● ОТРЫВОК ТЕКСТА

'''

Шрифт:
Интервал:
Закладка:
Запись в дневнике 30 ноября 1916 года: «На пути перед высотою 1527 встречаю англичанина и японца. Они заметно враждуют друг с другом. Японец говорит, что англичанин хитрый, а японец — простой и храбрый, а англичанин говорит: он, вероятно, не был в Европе, поэтому он немножко “наивный”… Сыны двух стран-контрастов, похожих только тем, что они расположены на островах, но одна — упадающая и базирующаяся на мозги и хитрость, а другая — восходящая, могущая базироваться на сердце… Бернард Пирс… Кто он такой? Профессор русской литературы (официально), или корреспондент, или шпион, или контролёр, или связник (“будить союзническое настроение”)? Не догадаешься, да и не нужно пробовать. Англия — страна умная и практичная, она имеет свои вековечные приёмы. Начать с Вильсона, бывшего при Кутузове! Пирс хороший наблюдатель, болтун, занимательный рассказчик, хотя масштаба узкого, более технического. Сегодня мы с ним много говорили, и он мне рассказал немало любопытного…»
Пирс, узнав, что за два года войны русскими потеряно более трёх с половиной миллионов человек, сообщил эту цифру премьеру Ллойд Джорджу и маршалу Китченеру, последний бросил все свои расчёты и ответил: «Теперь начнёмте думать сначала»; в Англии даже у верхов нет ясности, чего стоит России держать тысячекилометровый фронт, а русский посол в Лондоне почему-то скрывал цифру действительных потерь.
В последний день ноября, перед близким своим отъездом, и Пирс, и Куроки также были на позициях, но на опасные точки Снесарев их не взял: не дай бог подстрелят.
Тема двух наблюдателей, двух разных, далеко удалённых миров несколько раз возникает и в письмах к жене: «…Это два антипода: один сын законченной и, вероятно, умирающей страны, базирующейся на ум, политику, деньги, и другой — сын молодой страны, страны растущей, базирующейся на доблесть, сердце и способность самопожертвования своих сынов. И нужно видеть в это время, как крепки у японца черты лица, когда он говорит это, и как упорно бывают направлены куда-то его глаза… Ясно, человек не зря говорит, а что говорит, то и сделает. А англичанин, наоборот, производит впечатление человека хотя во много раз более интеллигентного, учёного и опытного, но виляющего, взвешивающего и осматривающегося.

'''

Записи набора данных о вёрстке:
'''

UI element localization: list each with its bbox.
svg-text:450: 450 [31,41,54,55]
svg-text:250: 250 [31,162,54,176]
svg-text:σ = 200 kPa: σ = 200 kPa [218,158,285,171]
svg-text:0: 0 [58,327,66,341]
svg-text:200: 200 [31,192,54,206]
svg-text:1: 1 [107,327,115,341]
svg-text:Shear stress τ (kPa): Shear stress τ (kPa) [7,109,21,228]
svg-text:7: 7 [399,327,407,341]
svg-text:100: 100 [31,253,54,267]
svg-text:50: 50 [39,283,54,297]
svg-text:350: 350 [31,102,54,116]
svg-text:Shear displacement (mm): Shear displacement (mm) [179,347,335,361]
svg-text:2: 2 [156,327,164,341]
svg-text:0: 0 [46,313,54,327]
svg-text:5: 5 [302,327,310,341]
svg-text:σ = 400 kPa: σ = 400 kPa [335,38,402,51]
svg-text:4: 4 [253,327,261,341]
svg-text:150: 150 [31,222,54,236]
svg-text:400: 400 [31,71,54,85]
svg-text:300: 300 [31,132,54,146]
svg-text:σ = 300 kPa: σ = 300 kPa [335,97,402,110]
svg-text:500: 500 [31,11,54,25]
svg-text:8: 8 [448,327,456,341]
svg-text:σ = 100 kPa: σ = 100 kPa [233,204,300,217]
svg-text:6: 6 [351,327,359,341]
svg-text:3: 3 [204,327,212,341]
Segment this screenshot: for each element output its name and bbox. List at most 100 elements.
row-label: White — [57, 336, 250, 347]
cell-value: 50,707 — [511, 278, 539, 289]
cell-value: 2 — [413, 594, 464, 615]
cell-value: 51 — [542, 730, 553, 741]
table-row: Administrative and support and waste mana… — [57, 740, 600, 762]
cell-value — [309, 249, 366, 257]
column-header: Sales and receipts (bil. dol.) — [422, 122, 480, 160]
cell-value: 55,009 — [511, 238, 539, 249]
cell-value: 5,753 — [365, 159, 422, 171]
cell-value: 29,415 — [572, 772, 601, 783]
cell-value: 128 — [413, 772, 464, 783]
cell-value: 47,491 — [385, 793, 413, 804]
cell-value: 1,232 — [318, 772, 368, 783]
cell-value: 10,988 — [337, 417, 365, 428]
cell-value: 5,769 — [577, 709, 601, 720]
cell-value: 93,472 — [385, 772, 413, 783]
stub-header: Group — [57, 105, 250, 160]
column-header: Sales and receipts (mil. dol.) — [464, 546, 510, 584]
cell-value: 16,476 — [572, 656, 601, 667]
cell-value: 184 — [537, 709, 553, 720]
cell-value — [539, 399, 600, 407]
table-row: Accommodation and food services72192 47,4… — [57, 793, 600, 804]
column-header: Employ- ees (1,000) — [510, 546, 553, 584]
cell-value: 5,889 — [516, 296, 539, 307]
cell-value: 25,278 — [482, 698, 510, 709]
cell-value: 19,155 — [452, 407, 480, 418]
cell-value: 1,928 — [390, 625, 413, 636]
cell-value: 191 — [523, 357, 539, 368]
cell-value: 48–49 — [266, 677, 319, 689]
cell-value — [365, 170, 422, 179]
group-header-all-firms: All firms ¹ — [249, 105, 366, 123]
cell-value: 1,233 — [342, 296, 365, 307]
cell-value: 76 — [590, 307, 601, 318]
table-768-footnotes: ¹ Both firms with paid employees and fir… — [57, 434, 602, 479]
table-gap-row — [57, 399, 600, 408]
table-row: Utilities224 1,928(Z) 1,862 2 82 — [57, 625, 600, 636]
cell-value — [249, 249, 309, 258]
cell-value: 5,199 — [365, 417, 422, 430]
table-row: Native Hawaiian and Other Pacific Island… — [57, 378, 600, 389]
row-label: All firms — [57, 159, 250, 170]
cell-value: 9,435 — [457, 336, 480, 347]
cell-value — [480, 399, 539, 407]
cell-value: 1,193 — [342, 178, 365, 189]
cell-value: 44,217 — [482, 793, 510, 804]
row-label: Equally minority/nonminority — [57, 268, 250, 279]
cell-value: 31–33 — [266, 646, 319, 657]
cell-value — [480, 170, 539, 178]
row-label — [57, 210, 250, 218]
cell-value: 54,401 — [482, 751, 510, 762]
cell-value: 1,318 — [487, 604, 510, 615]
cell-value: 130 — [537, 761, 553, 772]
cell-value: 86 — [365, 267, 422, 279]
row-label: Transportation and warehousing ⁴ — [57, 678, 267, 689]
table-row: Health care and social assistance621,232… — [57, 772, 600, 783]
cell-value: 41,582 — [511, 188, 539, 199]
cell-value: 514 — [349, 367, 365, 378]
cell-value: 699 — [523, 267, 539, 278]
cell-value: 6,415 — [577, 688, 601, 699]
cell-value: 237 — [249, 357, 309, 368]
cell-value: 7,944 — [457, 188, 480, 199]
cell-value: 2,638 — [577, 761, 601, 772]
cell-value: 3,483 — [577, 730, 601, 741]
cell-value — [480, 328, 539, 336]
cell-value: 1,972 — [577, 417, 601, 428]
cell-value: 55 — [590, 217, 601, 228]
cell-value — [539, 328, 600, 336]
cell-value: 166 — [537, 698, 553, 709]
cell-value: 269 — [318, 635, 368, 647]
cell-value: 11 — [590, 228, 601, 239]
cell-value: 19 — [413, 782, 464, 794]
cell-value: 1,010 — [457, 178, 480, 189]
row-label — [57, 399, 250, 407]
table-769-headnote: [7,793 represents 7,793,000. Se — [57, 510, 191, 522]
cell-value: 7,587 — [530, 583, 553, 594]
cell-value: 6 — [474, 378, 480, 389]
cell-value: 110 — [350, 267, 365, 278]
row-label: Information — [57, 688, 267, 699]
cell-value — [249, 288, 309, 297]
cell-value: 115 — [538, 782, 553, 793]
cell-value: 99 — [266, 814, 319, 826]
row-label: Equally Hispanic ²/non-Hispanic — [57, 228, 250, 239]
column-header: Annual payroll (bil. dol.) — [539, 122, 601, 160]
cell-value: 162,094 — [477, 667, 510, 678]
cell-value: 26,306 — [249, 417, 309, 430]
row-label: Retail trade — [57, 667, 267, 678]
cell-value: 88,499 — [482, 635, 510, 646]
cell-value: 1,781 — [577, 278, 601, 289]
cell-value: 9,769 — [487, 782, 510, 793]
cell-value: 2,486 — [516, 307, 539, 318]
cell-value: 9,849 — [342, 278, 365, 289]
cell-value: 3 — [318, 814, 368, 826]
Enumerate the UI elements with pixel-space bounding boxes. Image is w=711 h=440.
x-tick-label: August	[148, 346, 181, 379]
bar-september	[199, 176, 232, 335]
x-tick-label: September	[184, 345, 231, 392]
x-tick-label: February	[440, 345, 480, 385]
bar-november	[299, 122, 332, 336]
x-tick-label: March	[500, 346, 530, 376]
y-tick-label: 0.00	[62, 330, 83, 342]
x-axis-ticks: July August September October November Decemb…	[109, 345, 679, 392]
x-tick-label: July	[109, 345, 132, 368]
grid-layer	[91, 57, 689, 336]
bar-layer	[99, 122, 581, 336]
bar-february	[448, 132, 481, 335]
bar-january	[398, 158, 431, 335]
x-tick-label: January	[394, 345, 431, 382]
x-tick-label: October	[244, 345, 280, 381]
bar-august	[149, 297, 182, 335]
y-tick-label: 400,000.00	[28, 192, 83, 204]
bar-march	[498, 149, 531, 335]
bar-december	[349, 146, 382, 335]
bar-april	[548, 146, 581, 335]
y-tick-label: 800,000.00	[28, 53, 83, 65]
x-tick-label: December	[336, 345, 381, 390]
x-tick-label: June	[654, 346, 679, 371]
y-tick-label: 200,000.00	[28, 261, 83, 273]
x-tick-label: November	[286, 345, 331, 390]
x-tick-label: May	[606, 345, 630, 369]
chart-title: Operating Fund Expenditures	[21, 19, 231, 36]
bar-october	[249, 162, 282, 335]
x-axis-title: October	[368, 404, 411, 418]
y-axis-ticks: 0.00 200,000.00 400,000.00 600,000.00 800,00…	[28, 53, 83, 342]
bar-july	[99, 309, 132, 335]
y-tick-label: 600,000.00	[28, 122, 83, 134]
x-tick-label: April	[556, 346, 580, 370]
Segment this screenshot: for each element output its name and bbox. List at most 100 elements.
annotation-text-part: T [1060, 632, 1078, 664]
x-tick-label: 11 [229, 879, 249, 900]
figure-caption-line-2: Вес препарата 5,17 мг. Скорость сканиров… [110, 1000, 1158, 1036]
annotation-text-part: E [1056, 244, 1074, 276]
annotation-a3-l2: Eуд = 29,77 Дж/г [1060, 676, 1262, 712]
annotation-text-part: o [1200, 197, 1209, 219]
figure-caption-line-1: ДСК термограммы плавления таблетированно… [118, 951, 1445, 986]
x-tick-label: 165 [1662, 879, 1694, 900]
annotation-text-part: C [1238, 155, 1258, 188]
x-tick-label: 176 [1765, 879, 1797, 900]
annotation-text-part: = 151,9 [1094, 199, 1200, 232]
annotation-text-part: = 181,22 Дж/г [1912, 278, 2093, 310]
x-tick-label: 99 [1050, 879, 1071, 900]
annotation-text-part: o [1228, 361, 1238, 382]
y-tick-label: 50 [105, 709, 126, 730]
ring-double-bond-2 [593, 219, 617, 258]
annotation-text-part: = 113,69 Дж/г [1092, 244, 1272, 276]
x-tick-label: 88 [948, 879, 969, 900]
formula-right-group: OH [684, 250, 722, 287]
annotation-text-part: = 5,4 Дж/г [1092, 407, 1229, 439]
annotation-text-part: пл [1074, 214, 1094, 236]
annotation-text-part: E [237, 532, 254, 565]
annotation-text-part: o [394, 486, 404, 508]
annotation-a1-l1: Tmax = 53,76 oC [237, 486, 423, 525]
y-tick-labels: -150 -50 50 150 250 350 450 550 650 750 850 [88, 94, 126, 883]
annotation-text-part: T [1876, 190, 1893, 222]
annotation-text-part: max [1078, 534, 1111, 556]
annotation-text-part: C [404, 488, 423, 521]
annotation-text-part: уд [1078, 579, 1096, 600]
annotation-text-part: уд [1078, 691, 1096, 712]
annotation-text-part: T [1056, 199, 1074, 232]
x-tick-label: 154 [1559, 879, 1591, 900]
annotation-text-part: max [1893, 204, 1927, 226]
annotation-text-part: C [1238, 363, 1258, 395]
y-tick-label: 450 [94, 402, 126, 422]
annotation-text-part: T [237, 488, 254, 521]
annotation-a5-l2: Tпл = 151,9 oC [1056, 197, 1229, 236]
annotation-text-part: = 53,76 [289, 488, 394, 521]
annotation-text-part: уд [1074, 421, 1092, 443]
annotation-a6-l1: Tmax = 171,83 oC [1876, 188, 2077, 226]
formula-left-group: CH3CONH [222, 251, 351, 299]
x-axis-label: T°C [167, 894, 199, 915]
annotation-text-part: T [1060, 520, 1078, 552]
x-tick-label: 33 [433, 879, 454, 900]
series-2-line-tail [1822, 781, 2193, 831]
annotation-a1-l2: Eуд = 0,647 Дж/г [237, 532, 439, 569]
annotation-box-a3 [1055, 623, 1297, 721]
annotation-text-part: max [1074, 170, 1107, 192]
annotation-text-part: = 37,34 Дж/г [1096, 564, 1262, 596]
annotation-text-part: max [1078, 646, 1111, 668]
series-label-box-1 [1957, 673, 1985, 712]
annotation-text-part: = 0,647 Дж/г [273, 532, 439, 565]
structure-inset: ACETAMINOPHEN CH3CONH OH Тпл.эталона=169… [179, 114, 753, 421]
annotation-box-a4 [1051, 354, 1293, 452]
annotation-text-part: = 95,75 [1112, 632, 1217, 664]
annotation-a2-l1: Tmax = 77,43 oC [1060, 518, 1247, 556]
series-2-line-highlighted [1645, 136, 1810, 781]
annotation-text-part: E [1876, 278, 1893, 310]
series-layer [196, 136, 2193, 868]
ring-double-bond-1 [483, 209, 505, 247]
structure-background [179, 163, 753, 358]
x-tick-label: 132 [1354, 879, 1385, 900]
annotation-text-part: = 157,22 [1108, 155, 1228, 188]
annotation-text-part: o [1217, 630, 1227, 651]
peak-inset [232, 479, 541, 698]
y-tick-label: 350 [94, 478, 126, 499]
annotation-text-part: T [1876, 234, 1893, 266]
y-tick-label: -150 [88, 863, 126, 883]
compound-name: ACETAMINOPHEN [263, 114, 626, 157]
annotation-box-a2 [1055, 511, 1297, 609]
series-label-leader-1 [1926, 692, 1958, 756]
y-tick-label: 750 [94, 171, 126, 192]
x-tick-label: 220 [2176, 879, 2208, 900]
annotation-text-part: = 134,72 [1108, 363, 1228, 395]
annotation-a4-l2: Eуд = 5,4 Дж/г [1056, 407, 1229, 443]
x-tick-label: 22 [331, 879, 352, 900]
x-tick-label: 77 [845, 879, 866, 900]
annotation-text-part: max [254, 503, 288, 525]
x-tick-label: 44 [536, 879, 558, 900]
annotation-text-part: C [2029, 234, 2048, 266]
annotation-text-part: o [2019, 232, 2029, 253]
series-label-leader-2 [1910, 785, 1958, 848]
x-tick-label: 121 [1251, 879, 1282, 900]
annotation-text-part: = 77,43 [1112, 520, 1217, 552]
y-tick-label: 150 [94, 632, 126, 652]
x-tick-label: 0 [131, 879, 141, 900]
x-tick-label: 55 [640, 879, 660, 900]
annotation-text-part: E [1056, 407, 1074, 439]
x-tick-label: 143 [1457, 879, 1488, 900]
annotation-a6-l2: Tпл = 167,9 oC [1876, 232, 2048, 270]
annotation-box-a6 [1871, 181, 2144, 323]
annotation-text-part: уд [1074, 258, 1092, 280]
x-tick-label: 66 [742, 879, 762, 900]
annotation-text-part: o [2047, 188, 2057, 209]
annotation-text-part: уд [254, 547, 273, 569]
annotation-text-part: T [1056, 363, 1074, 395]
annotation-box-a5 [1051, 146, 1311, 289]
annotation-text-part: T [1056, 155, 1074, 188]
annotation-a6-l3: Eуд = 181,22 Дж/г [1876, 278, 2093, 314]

'''

● ЧТО НУЖНО СДЕЛАТЬ
a. Перечислите все варианты того, кем может быть Бернард Пирс, названные в дневниковой записи в отрывке.
b. Перескажите короче абзац отрывка, начинающийся словами «Пирс, узнав, что», сохранив главные факты.
c. Какой датой помечена дневниковая запись, приведённая в отрывке?

● ОТВЕТЫ ПО ЗАДАНИЯМ
a. Профессор русской литературы (официально), корреспондент, шпион, контролёр, связник.

b. Пирс сообщил премьеру Ллойд Джорджу и маршалу Китченеру, что за два года войны Россия потеряла более трёх с половиной миллионов человек. Китченер отбросил свои расчёты и сказал: «Теперь начнёмте думать сначала». Даже верхи в Англии не понимают, чего стоит России удерживать тысячекилометровый фронт, а русский посол в Лондоне скрывал цифру действительных потерь.

c. 30 ноября 1916 года.